Task prompt: Collect every line of the records below that contains the word "CONCEIÇÃO".
◆ ◆ ◆
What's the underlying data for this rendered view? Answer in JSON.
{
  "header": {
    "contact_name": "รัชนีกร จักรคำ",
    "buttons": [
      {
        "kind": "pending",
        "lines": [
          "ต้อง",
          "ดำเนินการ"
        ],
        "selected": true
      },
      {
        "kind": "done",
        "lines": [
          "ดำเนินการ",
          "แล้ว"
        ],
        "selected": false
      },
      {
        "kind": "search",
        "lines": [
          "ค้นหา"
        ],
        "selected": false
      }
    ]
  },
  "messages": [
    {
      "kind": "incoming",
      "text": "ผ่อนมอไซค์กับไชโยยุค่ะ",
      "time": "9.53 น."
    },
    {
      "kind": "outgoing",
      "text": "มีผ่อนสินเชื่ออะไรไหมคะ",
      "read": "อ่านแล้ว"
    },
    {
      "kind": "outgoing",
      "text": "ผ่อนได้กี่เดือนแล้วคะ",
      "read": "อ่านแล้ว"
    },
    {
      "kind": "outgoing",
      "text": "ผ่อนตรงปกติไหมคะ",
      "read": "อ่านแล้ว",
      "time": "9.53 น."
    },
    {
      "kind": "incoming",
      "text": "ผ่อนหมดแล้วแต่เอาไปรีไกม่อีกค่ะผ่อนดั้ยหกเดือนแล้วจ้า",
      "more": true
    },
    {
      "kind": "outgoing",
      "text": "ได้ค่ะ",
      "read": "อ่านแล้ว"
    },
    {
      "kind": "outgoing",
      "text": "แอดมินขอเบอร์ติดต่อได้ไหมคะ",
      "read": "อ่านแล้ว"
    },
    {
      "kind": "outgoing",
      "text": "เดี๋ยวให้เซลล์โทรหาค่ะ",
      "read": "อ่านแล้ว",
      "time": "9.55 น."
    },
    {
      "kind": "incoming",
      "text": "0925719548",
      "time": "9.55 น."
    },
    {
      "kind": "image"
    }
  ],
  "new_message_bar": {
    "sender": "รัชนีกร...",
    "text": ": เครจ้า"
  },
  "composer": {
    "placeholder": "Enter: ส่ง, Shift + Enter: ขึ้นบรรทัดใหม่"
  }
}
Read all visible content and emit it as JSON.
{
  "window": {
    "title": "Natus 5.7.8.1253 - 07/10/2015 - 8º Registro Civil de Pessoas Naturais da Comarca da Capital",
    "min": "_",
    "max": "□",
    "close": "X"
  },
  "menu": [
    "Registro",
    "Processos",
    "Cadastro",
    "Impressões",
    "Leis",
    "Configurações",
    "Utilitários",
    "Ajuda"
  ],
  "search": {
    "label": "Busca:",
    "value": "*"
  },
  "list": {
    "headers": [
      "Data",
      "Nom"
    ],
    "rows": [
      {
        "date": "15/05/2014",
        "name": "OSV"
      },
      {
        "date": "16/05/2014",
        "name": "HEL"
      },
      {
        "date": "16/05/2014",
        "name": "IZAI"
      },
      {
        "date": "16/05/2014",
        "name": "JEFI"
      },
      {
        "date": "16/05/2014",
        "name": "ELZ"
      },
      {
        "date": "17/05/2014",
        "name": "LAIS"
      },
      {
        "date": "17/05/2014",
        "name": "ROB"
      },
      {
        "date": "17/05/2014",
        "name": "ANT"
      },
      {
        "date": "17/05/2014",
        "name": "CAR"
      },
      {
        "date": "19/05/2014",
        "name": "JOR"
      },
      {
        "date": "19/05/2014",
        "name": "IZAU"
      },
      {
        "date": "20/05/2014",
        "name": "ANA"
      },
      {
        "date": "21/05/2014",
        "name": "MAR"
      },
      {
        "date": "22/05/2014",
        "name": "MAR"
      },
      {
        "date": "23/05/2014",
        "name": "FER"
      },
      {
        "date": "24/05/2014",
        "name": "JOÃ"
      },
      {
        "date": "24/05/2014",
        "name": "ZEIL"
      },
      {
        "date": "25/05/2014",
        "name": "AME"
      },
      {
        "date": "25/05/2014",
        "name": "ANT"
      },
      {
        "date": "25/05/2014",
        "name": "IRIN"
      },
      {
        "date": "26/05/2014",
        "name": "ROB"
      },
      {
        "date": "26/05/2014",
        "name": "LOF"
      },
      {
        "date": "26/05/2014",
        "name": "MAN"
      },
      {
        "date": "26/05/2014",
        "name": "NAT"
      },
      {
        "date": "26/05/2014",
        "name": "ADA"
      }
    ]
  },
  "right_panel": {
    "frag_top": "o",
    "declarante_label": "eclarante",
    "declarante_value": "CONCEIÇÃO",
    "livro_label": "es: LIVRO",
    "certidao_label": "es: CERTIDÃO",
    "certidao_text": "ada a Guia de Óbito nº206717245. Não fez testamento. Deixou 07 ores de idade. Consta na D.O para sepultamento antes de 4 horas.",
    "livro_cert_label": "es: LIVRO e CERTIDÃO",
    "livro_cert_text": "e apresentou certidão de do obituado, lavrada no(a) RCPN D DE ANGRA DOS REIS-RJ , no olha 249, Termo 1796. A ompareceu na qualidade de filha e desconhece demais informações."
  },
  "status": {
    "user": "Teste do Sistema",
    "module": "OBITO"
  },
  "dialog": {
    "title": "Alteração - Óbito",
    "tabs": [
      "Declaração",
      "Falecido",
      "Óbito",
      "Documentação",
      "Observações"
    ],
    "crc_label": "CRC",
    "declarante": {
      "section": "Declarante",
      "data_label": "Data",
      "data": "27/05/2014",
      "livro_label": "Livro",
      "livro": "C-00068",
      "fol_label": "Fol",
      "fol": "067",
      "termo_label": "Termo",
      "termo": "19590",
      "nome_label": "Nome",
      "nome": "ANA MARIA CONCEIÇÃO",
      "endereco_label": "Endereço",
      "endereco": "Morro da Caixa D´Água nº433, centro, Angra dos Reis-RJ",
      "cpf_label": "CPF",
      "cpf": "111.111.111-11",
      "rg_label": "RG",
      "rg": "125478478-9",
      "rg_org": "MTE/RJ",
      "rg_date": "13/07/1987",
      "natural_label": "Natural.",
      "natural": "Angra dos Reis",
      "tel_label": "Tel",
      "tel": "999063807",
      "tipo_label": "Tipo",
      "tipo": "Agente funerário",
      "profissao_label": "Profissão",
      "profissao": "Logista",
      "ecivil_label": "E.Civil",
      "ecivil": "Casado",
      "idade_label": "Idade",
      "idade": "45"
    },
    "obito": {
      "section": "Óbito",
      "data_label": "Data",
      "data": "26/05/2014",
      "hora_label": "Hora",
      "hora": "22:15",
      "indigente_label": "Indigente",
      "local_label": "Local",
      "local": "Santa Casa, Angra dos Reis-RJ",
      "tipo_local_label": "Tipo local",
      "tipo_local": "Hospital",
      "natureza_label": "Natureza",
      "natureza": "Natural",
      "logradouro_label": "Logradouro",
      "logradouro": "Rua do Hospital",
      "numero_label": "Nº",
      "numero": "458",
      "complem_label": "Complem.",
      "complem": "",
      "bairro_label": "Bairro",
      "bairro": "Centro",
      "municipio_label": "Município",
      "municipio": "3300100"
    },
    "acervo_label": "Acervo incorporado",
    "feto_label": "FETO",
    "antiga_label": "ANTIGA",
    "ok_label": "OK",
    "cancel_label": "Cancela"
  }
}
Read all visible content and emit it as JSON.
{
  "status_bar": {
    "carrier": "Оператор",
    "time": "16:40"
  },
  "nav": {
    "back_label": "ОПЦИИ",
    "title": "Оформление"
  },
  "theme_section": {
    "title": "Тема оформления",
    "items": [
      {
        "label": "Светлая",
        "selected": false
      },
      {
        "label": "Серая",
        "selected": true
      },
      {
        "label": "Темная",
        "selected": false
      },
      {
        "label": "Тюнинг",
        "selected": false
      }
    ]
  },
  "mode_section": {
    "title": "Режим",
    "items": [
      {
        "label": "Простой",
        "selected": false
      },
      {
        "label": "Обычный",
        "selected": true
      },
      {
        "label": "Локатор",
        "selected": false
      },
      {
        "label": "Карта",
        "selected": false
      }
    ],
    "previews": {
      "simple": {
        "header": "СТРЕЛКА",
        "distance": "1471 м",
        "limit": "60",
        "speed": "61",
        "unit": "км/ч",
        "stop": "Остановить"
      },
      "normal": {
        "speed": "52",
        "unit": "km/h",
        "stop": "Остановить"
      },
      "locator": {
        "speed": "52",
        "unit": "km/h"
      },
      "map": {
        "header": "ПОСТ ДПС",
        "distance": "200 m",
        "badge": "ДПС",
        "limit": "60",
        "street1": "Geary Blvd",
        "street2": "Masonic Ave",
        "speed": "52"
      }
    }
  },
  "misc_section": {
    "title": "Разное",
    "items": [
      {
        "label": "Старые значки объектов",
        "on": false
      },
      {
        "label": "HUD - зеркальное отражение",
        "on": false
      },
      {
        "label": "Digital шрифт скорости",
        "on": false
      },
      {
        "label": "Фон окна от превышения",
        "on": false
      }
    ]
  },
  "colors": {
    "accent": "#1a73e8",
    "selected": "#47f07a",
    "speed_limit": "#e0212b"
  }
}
◆ ◆ ◆
Result:
    "declarante_value": "CONCEIÇÃO",
      "nome": "ANA MARIA CONCEIÇÃO",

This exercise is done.